- _WORK INSTRUCTIONS_
Copy the data below exactly.

** Begin **

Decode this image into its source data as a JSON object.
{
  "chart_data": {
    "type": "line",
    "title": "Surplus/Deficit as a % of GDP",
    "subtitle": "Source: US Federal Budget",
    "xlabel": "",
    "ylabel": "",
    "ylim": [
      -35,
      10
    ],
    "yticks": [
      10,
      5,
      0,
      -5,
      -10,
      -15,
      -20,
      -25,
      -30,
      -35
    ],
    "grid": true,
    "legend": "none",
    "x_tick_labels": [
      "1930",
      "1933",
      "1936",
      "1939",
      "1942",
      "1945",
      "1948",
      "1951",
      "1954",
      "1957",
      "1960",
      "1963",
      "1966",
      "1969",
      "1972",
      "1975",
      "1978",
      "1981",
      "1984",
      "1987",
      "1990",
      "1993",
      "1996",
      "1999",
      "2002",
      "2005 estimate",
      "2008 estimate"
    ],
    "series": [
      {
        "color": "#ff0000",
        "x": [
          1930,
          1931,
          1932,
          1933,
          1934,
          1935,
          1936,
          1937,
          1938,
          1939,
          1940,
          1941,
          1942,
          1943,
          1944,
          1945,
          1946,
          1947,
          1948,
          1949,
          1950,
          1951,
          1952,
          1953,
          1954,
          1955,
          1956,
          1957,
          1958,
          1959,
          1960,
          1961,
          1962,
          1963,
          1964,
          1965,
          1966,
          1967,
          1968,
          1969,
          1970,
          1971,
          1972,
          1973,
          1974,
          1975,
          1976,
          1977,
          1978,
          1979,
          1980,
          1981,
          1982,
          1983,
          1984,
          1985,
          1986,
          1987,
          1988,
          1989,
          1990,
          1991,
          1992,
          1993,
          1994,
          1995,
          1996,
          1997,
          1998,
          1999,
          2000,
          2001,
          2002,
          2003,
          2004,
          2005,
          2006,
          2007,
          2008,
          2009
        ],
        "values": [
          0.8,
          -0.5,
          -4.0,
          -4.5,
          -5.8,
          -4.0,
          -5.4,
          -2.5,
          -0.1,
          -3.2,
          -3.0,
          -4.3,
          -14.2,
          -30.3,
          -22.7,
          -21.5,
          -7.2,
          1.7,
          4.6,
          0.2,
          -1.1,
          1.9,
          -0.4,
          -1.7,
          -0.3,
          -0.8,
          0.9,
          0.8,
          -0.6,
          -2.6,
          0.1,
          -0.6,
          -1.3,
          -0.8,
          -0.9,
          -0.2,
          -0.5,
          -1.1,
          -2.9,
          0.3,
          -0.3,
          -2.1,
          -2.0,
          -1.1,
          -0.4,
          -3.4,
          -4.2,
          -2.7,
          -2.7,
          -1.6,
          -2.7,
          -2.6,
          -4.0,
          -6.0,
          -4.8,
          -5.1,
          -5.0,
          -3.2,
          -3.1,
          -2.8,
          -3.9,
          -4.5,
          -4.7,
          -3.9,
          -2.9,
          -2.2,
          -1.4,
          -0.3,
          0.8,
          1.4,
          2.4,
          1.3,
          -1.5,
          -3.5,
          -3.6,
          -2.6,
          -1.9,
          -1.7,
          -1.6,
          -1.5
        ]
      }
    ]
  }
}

** End **

- _WRITTEN RESPONSE_
Decode this image into its source data as a JSON object.
{
  "chart_data": {
    "type": "line",
    "title": "Surplus/Deficit as a % of GDP",
    "subtitle": "Source: US Federal Budget",
    "xlabel": "",
    "ylabel": "",
    "ylim": [
      -35,
      10
    ],
    "yticks": [
      10,
      5,
      0,
      -5,
      -10,
      -15,
      -20,
      -25,
      -30,
      -35
    ],
    "grid": true,
    "legend": "none",
    "x_tick_labels": [
      "1930",
      "1933",
      "1936",
      "1939",
      "1942",
      "1945",
      "1948",
      "1951",
      "1954",
      "1957",
      "1960",
      "1963",
      "1966",
      "1969",
      "1972",
      "1975",
      "1978",
      "1981",
      "1984",
      "1987",
      "1990",
      "1993",
      "1996",
      "1999",
      "2002",
      "2005 estimate",
      "2008 estimate"
    ],
    "series": [
      {
        "color": "#ff0000",
        "x": [
          1930,
          1931,
          1932,
          1933,
          1934,
          1935,
          1936,
          1937,
          1938,
          1939,
          1940,
          1941,
          1942,
          1943,
          1944,
          1945,
          1946,
          1947,
          1948,
          1949,
          1950,
          1951,
          1952,
          1953,
          1954,
          1955,
          1956,
          1957,
          1958,
          1959,
          1960,
          1961,
          1962,
          1963,
          1964,
          1965,
          1966,
          1967,
          1968,
          1969,
          1970,
          1971,
          1972,
          1973,
          1974,
          1975,
          1976,
          1977,
          1978,
          1979,
          1980,
          1981,
          1982,
          1983,
          1984,
          1985,
          1986,
          1987,
          1988,
          1989,
          1990,
          1991,
          1992,
          1993,
          1994,
          1995,
          1996,
          1997,
          1998,
          1999,
          2000,
          2001,
          2002,
          2003,
          2004,
          2005,
          2006,
          2007,
          2008,
          2009
        ],
        "values": [
          0.8,
          -0.5,
          -4.0,
          -4.5,
          -5.8,
          -4.0,
          -5.4,
          -2.5,
          -0.1,
          -3.2,
          -3.0,
          -4.3,
          -14.2,
          -30.3,
          -22.7,
          -21.5,
          -7.2,
          1.7,
          4.6,
          0.2,
          -1.1,
          1.9,
          -0.4,
          -1.7,
          -0.3,
          -0.8,
          0.9,
          0.8,
          -0.6,
          -2.6,
          0.1,
          -0.6,
          -1.3,
          -0.8,
          -0.9,
          -0.2,
          -0.5,
          -1.1,
          -2.9,
          0.3,
          -0.3,
          -2.1,
          -2.0,
          -1.1,
          -0.4,
          -3.4,
          -4.2,
          -2.7,
          -2.7,
          -1.6,
          -2.7,
          -2.6,
          -4.0,
          -6.0,
          -4.8,
          -5.1,
          -5.0,
          -3.2,
          -3.1,
          -2.8,
          -3.9,
          -4.5,
          -4.7,
          -3.9,
          -2.9,
          -2.2,
          -1.4,
          -0.3,
          0.8,
          1.4,
          2.4,
          1.3,
          -1.5,
          -3.5,
          -3.6,
          -2.6,
          -1.9,
          -1.7,
          -1.6,
          -1.5
        ]
      }
    ]
  }
}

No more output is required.